TASK REQUIREMENTS: Starting at the line that contains "Ellipse shape (331, 179, 349, 196)" and stopping after the line that contains "Circle shape (411, 51, 419, 59)", render those lines from the rows below as a Markdown table with the columns No. and Line. Number each line and leave out blank lines.

INPUT FOR THIS TASK:

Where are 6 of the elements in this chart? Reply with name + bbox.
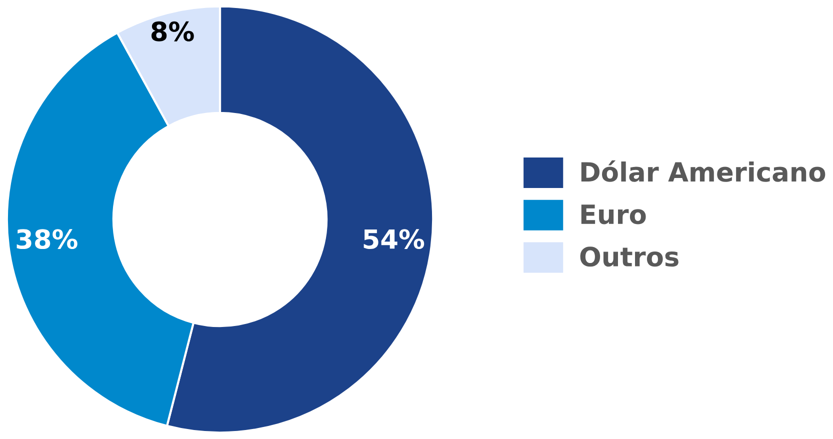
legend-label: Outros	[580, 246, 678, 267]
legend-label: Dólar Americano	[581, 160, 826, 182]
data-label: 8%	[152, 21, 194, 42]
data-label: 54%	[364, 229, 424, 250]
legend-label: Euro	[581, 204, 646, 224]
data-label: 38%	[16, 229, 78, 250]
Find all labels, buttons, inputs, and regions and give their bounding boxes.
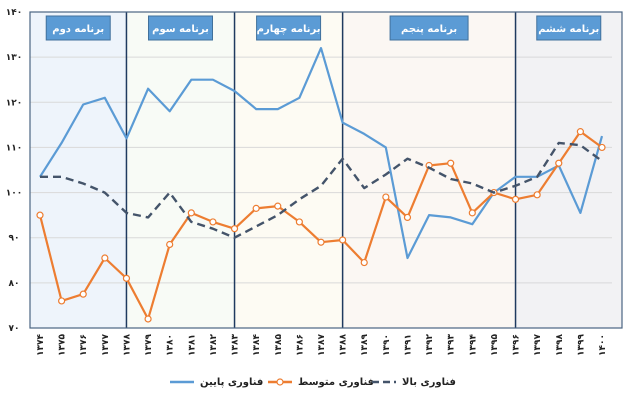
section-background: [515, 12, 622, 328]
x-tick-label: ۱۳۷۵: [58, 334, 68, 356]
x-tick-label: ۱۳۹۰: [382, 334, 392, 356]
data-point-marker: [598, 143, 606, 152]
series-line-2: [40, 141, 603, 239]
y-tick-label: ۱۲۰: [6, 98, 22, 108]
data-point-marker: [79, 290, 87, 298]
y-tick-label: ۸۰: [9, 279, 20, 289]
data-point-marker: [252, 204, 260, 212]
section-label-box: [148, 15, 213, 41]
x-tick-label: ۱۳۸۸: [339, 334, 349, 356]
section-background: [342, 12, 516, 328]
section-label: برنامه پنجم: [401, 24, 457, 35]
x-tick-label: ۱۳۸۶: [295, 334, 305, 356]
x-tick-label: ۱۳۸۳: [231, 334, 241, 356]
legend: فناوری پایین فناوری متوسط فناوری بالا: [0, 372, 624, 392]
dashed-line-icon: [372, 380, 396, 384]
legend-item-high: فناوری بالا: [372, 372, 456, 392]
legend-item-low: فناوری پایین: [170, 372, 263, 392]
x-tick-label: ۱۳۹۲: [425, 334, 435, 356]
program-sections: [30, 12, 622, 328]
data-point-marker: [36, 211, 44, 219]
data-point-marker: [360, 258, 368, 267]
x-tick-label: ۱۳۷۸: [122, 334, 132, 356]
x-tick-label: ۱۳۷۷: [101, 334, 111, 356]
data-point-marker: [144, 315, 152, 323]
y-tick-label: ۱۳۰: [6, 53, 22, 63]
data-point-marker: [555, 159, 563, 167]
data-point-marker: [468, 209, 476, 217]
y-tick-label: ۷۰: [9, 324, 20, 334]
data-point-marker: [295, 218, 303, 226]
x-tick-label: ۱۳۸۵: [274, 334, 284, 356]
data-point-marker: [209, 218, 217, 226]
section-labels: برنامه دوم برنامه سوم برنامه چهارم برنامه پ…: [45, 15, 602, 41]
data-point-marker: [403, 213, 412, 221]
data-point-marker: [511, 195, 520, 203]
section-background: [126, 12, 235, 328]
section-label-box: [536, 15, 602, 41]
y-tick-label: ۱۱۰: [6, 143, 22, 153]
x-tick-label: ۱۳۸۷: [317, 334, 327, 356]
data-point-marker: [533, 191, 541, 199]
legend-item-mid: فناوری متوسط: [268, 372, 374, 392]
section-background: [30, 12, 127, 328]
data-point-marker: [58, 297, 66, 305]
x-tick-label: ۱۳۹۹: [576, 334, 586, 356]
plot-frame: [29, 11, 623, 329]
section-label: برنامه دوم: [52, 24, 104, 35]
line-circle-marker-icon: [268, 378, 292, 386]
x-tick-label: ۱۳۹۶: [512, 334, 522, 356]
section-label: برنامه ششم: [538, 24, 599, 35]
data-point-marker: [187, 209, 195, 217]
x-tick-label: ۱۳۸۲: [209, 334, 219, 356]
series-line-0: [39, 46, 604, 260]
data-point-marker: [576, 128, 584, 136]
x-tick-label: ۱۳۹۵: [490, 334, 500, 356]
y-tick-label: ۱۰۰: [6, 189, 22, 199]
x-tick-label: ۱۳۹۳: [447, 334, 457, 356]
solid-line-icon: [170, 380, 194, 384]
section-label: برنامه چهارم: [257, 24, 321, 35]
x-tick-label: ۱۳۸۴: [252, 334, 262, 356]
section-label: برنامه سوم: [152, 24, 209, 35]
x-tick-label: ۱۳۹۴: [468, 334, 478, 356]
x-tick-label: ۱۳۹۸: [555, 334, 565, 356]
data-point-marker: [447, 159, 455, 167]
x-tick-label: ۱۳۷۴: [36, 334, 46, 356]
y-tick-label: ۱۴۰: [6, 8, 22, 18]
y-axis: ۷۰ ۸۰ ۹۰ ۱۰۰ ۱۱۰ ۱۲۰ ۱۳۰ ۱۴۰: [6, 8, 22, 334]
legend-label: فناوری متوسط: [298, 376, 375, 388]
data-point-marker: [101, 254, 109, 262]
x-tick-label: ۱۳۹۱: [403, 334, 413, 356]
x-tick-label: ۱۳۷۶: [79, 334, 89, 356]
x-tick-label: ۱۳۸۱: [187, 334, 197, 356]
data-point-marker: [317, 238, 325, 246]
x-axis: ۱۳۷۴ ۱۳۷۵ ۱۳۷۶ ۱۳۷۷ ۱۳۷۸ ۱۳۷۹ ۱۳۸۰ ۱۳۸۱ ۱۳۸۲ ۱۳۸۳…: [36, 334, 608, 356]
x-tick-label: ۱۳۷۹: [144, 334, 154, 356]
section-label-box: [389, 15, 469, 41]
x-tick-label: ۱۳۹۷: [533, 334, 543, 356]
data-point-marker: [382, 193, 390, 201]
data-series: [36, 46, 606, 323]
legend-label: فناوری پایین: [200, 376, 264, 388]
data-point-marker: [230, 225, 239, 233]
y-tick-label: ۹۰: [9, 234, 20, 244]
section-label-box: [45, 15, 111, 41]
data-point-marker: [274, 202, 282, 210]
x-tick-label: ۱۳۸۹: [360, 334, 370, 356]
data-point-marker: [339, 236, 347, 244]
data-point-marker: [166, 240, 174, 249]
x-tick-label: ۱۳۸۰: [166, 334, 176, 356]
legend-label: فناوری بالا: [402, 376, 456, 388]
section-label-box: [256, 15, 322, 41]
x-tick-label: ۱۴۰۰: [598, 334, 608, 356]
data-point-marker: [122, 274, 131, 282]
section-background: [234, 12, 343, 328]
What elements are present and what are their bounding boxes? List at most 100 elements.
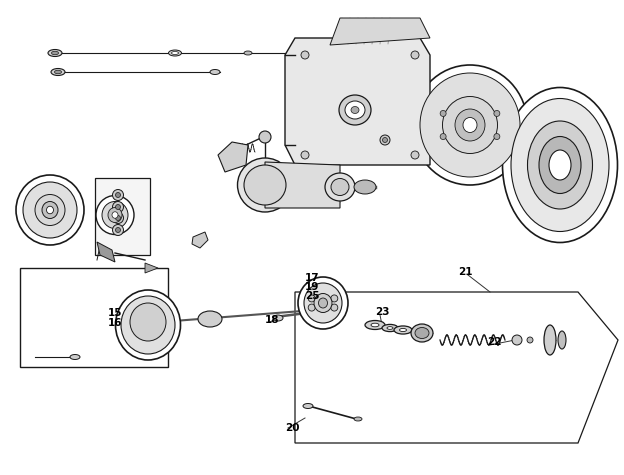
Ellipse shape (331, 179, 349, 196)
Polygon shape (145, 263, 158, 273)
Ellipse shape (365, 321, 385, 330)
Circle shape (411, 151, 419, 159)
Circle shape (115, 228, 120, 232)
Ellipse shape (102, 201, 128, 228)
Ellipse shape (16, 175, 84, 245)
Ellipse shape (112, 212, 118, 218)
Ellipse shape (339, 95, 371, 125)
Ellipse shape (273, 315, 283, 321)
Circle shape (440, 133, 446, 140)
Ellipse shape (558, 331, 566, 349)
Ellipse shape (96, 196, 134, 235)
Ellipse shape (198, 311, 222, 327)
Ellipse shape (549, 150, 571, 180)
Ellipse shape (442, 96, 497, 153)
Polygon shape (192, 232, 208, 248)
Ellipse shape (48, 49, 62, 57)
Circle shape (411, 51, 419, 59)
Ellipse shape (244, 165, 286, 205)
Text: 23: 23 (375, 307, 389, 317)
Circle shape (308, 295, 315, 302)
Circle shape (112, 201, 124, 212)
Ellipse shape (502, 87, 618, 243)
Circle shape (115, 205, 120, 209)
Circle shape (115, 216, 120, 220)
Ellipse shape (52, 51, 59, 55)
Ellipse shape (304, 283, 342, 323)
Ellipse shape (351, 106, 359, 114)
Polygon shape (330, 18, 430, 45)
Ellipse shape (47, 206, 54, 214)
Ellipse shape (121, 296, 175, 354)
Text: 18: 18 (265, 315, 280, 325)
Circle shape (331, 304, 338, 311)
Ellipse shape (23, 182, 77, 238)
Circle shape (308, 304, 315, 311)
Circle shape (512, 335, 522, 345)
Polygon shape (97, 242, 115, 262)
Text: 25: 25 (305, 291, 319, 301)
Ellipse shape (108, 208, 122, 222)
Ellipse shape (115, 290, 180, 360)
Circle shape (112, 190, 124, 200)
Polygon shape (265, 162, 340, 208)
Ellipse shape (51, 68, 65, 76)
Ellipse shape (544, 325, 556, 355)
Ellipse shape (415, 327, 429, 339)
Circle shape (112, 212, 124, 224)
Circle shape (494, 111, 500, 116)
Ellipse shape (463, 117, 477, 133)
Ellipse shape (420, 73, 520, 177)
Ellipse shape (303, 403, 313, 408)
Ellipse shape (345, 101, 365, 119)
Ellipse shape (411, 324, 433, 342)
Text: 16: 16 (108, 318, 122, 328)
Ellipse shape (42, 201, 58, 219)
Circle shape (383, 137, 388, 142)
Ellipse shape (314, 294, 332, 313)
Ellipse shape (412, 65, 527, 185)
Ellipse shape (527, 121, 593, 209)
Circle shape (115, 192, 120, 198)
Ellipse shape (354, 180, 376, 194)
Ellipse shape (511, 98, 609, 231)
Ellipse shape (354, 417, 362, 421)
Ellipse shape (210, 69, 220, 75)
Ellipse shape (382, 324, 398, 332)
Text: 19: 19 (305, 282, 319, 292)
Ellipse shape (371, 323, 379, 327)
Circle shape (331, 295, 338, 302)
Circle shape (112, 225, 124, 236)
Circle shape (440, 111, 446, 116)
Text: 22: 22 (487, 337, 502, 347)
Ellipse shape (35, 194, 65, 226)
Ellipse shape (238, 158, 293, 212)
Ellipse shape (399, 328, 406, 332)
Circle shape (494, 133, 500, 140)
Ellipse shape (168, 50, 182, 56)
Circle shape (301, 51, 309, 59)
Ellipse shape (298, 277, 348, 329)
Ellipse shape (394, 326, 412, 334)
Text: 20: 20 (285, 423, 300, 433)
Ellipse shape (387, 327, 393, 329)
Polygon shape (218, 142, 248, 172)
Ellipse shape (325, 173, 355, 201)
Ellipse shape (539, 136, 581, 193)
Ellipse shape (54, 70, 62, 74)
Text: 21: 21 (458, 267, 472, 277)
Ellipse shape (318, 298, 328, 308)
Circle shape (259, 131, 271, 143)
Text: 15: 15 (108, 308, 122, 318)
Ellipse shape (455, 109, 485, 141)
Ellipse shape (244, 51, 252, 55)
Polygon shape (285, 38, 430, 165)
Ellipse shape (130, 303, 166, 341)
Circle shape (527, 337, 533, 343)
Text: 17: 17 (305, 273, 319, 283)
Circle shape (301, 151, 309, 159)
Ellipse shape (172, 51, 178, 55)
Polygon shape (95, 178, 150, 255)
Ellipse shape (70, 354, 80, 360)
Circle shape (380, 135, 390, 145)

COMPLETED TASK:
| No. | Line |
|---|---|
| 1 | Ellipse shape (331, 179, 349, 196) |
| 2 | Polygon shape (145, 263, 158, 273) |
| 3 | Ellipse shape (365, 321, 385, 330) |
| 4 | Circle shape (411, 151, 419, 159) |
| 5 | Circle shape (115, 228, 120, 232) |
| 6 | Ellipse shape (102, 201, 128, 228) |
| 7 | Ellipse shape (16, 175, 84, 245) |
| 8 | Ellipse shape (112, 212, 118, 218) |
| 9 | Ellipse shape (339, 95, 371, 125) |
| 10 | Ellipse shape (273, 315, 283, 321) |
| 11 | Circle shape (440, 133, 446, 140) |
| 12 | Ellipse shape (558, 331, 566, 349) |
| 13 | Ellipse shape (96, 196, 134, 235) |
| 14 | Ellipse shape (198, 311, 222, 327) |
| 15 | Ellipse shape (549, 150, 571, 180) |
| 16 | Ellipse shape (442, 96, 497, 153) |
| 17 | Polygon shape (192, 232, 208, 248) |
| 18 | Ellipse shape (48, 49, 62, 57) |
| 19 | Circle shape (411, 51, 419, 59) |